-- START --
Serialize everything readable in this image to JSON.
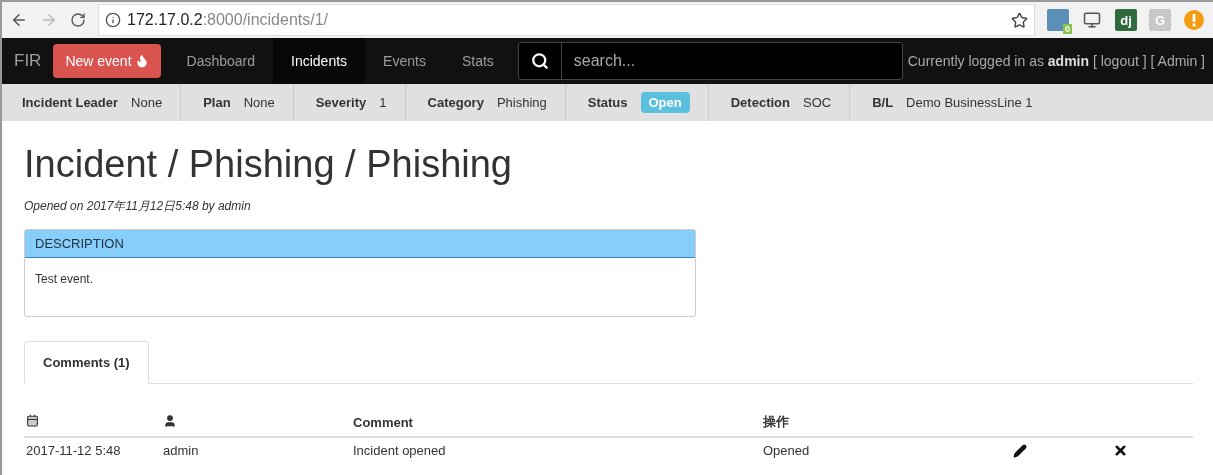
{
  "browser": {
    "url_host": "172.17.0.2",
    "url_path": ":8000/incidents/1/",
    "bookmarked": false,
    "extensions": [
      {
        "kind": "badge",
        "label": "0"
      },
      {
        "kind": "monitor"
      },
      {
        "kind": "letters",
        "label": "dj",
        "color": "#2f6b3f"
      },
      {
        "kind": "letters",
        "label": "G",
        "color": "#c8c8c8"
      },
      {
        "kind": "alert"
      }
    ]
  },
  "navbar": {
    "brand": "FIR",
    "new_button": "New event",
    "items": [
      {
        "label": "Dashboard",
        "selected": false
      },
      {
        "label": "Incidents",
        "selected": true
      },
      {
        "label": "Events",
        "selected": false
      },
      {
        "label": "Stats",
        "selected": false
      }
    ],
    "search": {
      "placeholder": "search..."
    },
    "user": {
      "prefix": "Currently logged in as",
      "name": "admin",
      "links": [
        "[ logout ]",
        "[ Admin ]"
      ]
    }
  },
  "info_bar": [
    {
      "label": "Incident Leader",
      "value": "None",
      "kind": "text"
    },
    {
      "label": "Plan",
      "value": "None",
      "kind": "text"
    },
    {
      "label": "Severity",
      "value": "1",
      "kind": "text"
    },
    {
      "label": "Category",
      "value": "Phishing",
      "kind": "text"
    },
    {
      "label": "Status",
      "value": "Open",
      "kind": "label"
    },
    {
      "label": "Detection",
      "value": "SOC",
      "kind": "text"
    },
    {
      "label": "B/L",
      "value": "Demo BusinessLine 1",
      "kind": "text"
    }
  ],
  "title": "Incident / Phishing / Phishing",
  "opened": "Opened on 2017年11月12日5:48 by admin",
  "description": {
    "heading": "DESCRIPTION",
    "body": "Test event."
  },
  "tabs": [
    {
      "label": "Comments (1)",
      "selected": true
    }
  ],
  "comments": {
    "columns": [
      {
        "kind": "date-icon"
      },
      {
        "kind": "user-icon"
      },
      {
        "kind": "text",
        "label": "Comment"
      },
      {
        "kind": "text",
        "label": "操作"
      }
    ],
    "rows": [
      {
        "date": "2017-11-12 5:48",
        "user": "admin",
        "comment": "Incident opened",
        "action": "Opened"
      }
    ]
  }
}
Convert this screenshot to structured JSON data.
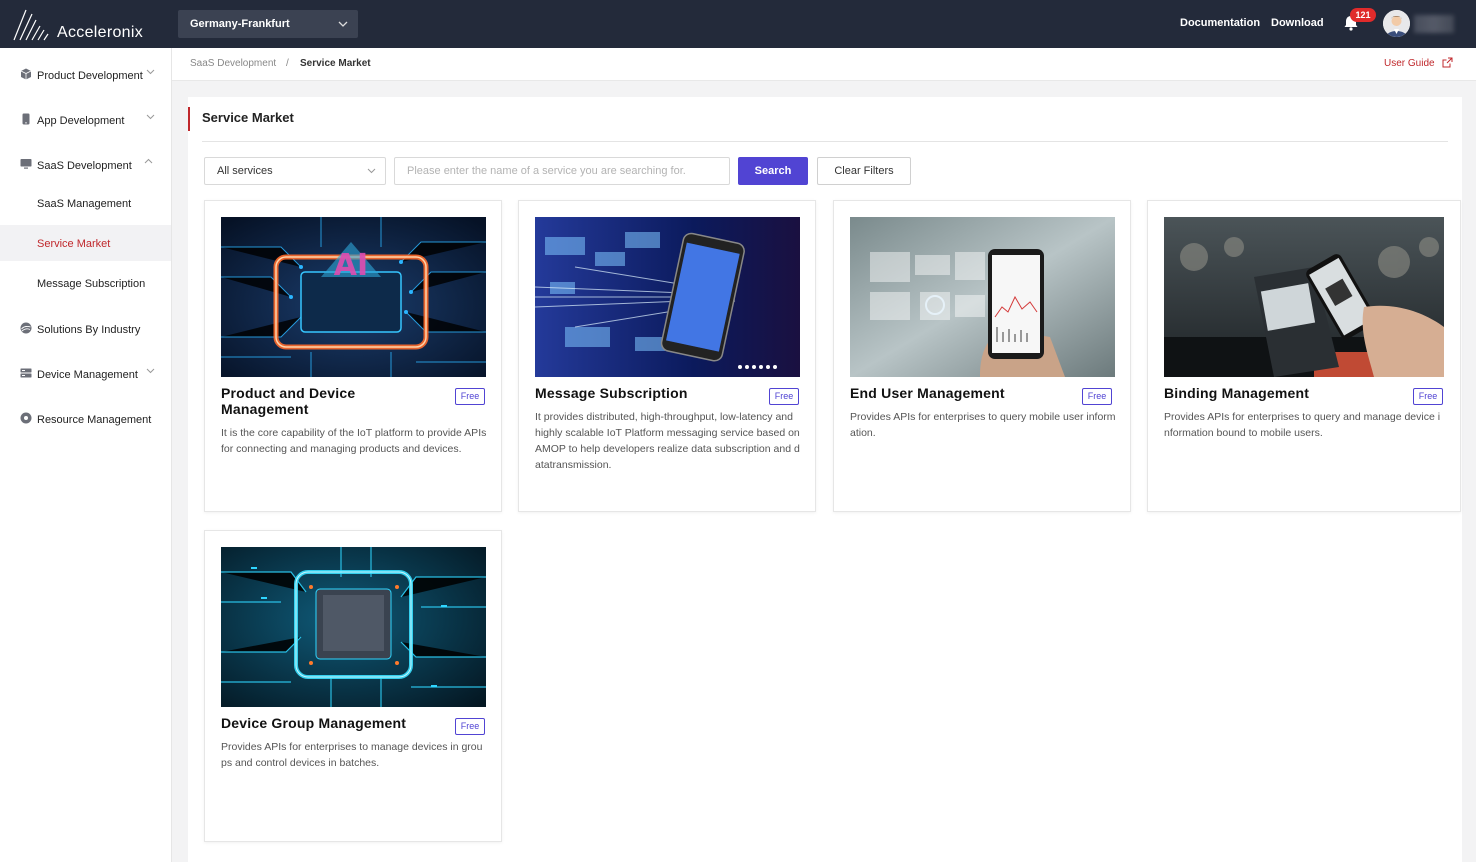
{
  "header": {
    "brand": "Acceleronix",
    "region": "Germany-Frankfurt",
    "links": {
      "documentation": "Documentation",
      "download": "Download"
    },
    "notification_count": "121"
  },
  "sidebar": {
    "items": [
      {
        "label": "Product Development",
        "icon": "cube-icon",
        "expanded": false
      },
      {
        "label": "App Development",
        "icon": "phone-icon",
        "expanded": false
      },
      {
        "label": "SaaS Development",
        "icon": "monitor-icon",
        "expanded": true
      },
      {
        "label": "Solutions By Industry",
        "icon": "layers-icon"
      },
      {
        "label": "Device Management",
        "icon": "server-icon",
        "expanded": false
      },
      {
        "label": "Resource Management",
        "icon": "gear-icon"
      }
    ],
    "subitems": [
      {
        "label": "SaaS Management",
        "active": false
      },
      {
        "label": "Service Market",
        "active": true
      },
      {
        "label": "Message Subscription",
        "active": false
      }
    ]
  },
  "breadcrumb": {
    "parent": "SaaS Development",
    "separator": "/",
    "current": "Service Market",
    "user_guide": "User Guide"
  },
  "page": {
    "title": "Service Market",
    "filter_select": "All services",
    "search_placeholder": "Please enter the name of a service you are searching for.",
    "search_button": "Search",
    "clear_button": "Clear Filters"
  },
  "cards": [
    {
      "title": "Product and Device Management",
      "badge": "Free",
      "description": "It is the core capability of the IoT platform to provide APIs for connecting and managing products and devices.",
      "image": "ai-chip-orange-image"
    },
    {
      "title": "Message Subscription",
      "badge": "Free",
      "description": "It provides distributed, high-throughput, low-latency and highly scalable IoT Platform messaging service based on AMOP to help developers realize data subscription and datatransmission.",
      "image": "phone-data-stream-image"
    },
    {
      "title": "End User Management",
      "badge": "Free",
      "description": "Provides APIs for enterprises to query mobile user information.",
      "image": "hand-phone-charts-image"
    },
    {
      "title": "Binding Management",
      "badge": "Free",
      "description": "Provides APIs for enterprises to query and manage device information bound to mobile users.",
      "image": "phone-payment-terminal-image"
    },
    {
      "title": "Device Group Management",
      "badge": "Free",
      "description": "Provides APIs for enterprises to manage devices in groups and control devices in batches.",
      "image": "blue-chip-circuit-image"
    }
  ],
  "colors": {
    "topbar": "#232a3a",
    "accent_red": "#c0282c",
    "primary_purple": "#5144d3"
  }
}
-- END --
-- START --
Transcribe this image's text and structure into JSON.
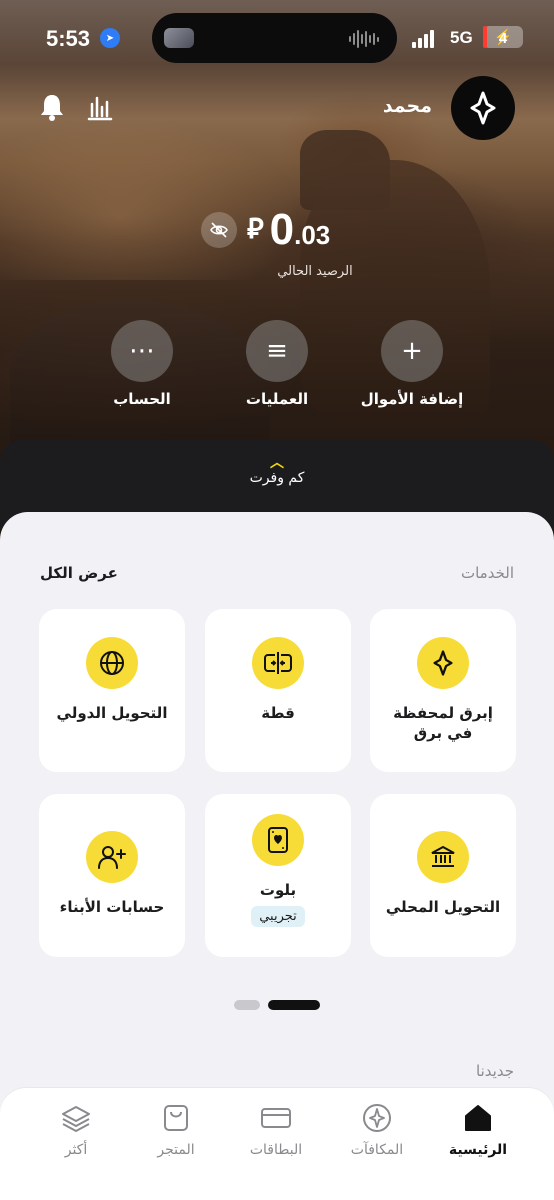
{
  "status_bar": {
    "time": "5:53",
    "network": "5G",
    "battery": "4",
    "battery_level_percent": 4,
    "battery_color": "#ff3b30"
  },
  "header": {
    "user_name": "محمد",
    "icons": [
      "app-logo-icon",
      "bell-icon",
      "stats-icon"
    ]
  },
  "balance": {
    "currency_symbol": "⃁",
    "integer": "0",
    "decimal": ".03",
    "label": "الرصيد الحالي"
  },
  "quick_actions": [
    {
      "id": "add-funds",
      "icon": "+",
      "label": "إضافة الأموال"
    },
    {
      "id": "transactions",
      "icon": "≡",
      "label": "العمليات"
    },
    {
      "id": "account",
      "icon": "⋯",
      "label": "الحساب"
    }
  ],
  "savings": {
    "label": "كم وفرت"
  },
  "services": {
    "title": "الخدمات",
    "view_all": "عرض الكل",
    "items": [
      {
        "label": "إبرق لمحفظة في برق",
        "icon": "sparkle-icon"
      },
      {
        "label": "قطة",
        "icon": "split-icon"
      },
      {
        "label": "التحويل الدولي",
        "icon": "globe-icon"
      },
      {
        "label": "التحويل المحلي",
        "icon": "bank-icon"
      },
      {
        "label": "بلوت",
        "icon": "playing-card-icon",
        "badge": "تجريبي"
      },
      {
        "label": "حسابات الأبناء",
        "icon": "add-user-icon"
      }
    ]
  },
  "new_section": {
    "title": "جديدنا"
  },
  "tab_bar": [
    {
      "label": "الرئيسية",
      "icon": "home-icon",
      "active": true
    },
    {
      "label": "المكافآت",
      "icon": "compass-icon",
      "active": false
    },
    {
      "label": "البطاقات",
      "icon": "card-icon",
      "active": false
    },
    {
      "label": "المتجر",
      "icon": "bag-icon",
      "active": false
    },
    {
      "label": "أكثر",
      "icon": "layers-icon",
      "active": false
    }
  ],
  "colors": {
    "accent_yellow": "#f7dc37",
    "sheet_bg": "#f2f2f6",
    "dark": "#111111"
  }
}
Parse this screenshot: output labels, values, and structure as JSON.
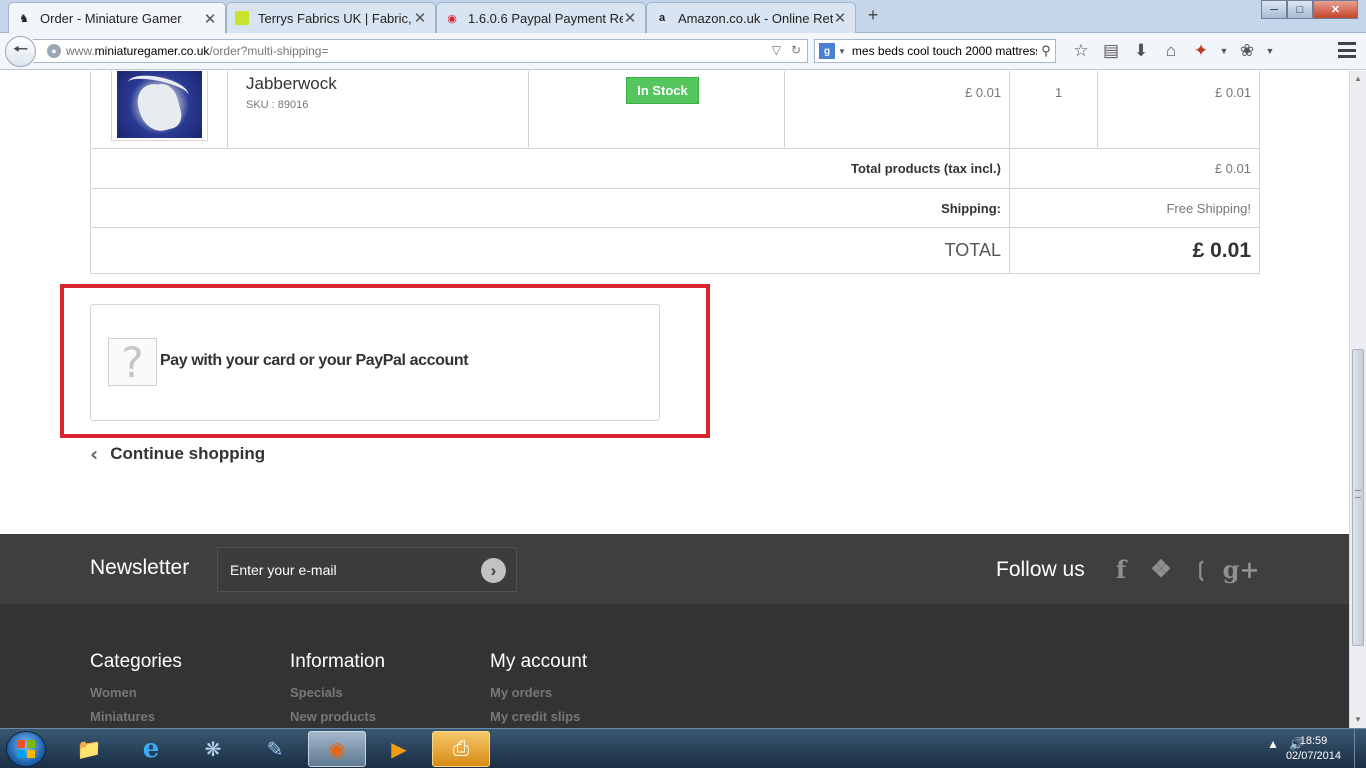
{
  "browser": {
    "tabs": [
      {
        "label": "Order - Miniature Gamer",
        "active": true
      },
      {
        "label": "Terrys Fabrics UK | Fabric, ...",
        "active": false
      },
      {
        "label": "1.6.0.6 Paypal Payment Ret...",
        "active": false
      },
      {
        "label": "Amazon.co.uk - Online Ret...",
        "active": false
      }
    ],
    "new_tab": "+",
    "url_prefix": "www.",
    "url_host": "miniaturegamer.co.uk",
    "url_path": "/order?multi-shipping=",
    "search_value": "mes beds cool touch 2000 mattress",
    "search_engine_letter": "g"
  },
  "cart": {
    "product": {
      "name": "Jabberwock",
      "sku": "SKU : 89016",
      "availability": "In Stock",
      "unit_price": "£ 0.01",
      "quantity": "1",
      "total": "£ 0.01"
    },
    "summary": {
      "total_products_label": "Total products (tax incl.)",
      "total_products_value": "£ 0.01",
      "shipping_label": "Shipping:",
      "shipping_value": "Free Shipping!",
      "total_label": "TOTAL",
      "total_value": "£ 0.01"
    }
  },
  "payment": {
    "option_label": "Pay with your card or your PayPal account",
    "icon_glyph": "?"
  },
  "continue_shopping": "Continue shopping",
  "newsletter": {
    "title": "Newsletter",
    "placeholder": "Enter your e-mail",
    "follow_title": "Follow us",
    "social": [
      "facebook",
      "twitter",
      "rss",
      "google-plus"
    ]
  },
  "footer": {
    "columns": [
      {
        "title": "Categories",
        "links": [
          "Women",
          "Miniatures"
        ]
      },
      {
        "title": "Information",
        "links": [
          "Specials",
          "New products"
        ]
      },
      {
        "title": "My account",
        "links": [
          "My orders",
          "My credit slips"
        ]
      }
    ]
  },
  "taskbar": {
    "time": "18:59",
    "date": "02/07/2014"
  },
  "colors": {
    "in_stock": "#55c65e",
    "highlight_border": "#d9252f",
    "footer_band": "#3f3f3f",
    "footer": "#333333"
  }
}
-- END --
Written task =>
Scan the material above for the string "devices" and report each line where you find it.

Full response =>
      "description": "It is the core capability of the IoT platform to provide APIs for connecting and managing products and devices.",
      "description": "Provides APIs for enterprises to manage devices in groups and control devices in batches.",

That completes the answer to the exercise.